* [Written exercise]:
Report the number of lines that hold the string "Республики". Leave out any other text.

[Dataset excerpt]
════════

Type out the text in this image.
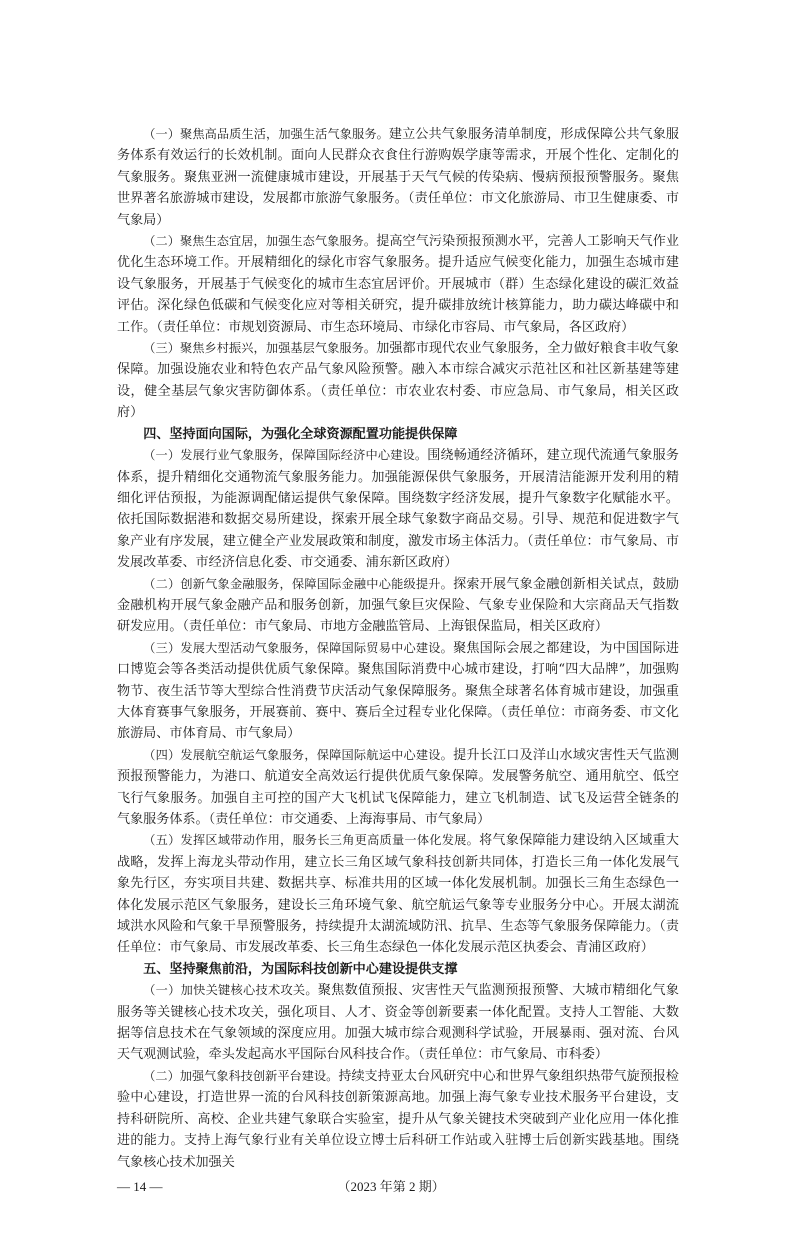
（一）聚焦高品质生活，加强生活气象服务。建立公共气象服务清单制度，形成保障公共气象服务体系有效运行的长效机制。面向人民群众衣食住行游购娱学康等需求，开展个性化、定制化的气象服务。聚焦亚洲一流健康城市建设，开展基于天气气候的传染病、慢病预报预警服务。聚焦世界著名旅游城市建设，发展都市旅游气象服务。（责任单位：市文化旅游局、市卫生健康委、市气象局）

（二）聚焦生态宜居，加强生态气象服务。提高空气污染预报预测水平，完善人工影响天气作业优化生态环境工作。开展精细化的绿化市容气象服务。提升适应气候变化能力，加强生态城市建设气象服务，开展基于气候变化的城市生态宜居评价。开展城市（群）生态绿化建设的碳汇效益评估。深化绿色低碳和气候变化应对等相关研究，提升碳排放统计核算能力，助力碳达峰碳中和工作。（责任单位：市规划资源局、市生态环境局、市绿化市容局、市气象局，各区政府）

（三）聚焦乡村振兴，加强基层气象服务。加强都市现代农业气象服务，全力做好粮食丰收气象保障。加强设施农业和特色农产品气象风险预警。融入本市综合减灾示范社区和社区新基建等建设，健全基层气象灾害防御体系。（责任单位：市农业农村委、市应急局、市气象局，相关区政府）

四、坚持面向国际，为强化全球资源配置功能提供保障

（一）发展行业气象服务，保障国际经济中心建设。围绕畅通经济循环，建立现代流通气象服务体系，提升精细化交通物流气象服务能力。加强能源保供气象服务，开展清洁能源开发利用的精细化评估预报，为能源调配储运提供气象保障。围绕数字经济发展，提升气象数字化赋能水平。依托国际数据港和数据交易所建设，探索开展全球气象数字商品交易。引导、规范和促进数字气象产业有序发展，建立健全产业发展政策和制度，激发市场主体活力。（责任单位：市气象局、市发展改革委、市经济信息化委、市交通委、浦东新区政府）

（二）创新气象金融服务，保障国际金融中心能级提升。探索开展气象金融创新相关试点，鼓励金融机构开展气象金融产品和服务创新，加强气象巨灾保险、气象专业保险和大宗商品天气指数研发应用。（责任单位：市气象局、市地方金融监管局、上海银保监局，相关区政府）

（三）发展大型活动气象服务，保障国际贸易中心建设。聚焦国际会展之都建设，为中国国际进口博览会等各类活动提供优质气象保障。聚焦国际消费中心城市建设，打响“四大品牌”，加强购物节、夜生活节等大型综合性消费节庆活动气象保障服务。聚焦全球著名体育城市建设，加强重大体育赛事气象服务，开展赛前、赛中、赛后全过程专业化保障。（责任单位：市商务委、市文化旅游局、市体育局、市气象局）

（四）发展航空航运气象服务，保障国际航运中心建设。提升长江口及洋山水域灾害性天气监测预报预警能力，为港口、航道安全高效运行提供优质气象保障。发展警务航空、通用航空、低空飞行气象服务。加强自主可控的国产大飞机试飞保障能力，建立飞机制造、试飞及运营全链条的气象服务体系。（责任单位：市交通委、上海海事局、市气象局）

（五）发挥区域带动作用，服务长三角更高质量一体化发展。将气象保障能力建设纳入区域重大战略，发挥上海龙头带动作用，建立长三角区域气象科技创新共同体，打造长三角一体化发展气象先行区，夯实项目共建、数据共享、标准共用的区域一体化发展机制。加强长三角生态绿色一体化发展示范区气象服务，建设长三角环境气象、航空航运气象等专业服务分中心。开展太湖流域洪水风险和气象干旱预警服务，持续提升太湖流域防汛、抗旱、生态等气象服务保障能力。（责任单位：市气象局、市发展改革委、长三角生态绿色一体化发展示范区执委会、青浦区政府）

五、坚持聚焦前沿，为国际科技创新中心建设提供支撑

（一）加快关键核心技术攻关。聚焦数值预报、灾害性天气监测预报预警、大城市精细化气象服务等关键核心技术攻关，强化项目、人才、资金等创新要素一体化配置。支持人工智能、大数据等信息技术在气象领域的深度应用。加强大城市综合观测科学试验，开展暴雨、强对流、台风天气观测试验，牵头发起高水平国际台风科技合作。（责任单位：市气象局、市科委）

（二）加强气象科技创新平台建设。持续支持亚太台风研究中心和世界气象组织热带气旋预报检验中心建设，打造世界一流的台风科技创新策源高地。加强上海气象专业技术服务平台建设，支持科研院所、高校、企业共建气象联合实验室，提升从气象关键技术突破到产业化应用一体化推进的能力。支持上海气象行业有关单位设立博士后科研工作站或入驻博士后创新实践基地。围绕气象核心技术加强关

— 14 —	（2023 年第 2 期）
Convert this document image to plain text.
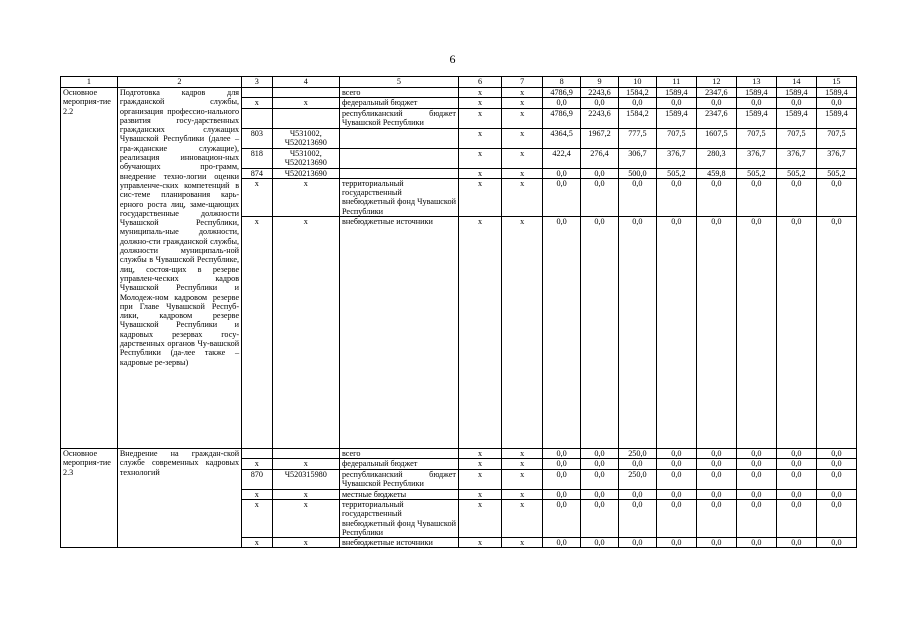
6
1	2	3	4	5	6	7	8	9	10	11	12	13	14	15
Основное мероприя-тие 2.2	Подготовка кадров для гражданской службы, организация профессио-нального развития госу-дарственных гражданских служащих Чувашской Республики (далее – гра-жданские служащие), реализация инновацион-ных обучающих про-грамм, внедрение техно-логии оценки управленче-ских компетенций в сис-теме планирования карь-ерного роста лиц, заме-щающих государственные должности Чувашской Республики, муниципаль-ные должности, должно-сти гражданской службы, должности муниципаль-ной службы в Чувашской Республике, лиц, состоя-щих в резерве управлен-ческих кадров Чувашской Республики и Молодеж-ном кадровом резерве при Главе Чувашской Респуб-лики, кадровом резерве Чувашской Республики и кадровых резервах госу-дарственных органов Чу-вашской Республики (да-лее также – кадровые ре-зервы)			всего	x	x	4786,9	2243,6	1584,2	1589,4	2347,6	1589,4	1589,4	1589,4
		x	x	федеральный бюджет	x	x	0,0	0,0	0,0	0,0	0,0	0,0	0,0	0,0
				республиканский бюджет Чувашской Республики	x	x	4786,9	2243,6	1584,2	1589,4	2347,6	1589,4	1589,4	1589,4
		803	Ч531002, Ч520213690		x	x	4364,5	1967,2	777,5	707,5	1607,5	707,5	707,5	707,5
		818	Ч531002, Ч520213690		x	x	422,4	276,4	306,7	376,7	280,3	376,7	376,7	376,7
		874	Ч520213690		x	x	0,0	0,0	500,0	505,2	459,8	505,2	505,2	505,2
		x	x	территориальный государственный внебюджетный фонд Чувашской Республики	x	x	0,0	0,0	0,0	0,0	0,0	0,0	0,0	0,0
		x	x	внебюджетные источники	x	x	0,0	0,0	0,0	0,0	0,0	0,0	0,0	0,0
Основное мероприя-тие 2.3	Внедрение на граждан-ской службе современных кадровых технологий			всего	x	x	0,0	0,0	250,0	0,0	0,0	0,0	0,0	0,0
		x	x	федеральный бюджет	x	x	0,0	0,0	0,0	0,0	0,0	0,0	0,0	0,0
		870	Ч520315980	республиканский бюджет Чувашской Республики	x	x	0,0	0,0	250,0	0,0	0,0	0,0	0,0	0,0
		x	x	местные бюджеты	x	x	0,0	0,0	0,0	0,0	0,0	0,0	0,0	0,0
		x	x	территориальный государственный внебюджетный фонд Чувашской Республики	x	x	0,0	0,0	0,0	0,0	0,0	0,0	0,0	0,0
		x	x	внебюджетные источники	x	x	0,0	0,0	0,0	0,0	0,0	0,0	0,0	0,0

════════

* [Reply to the task]:
5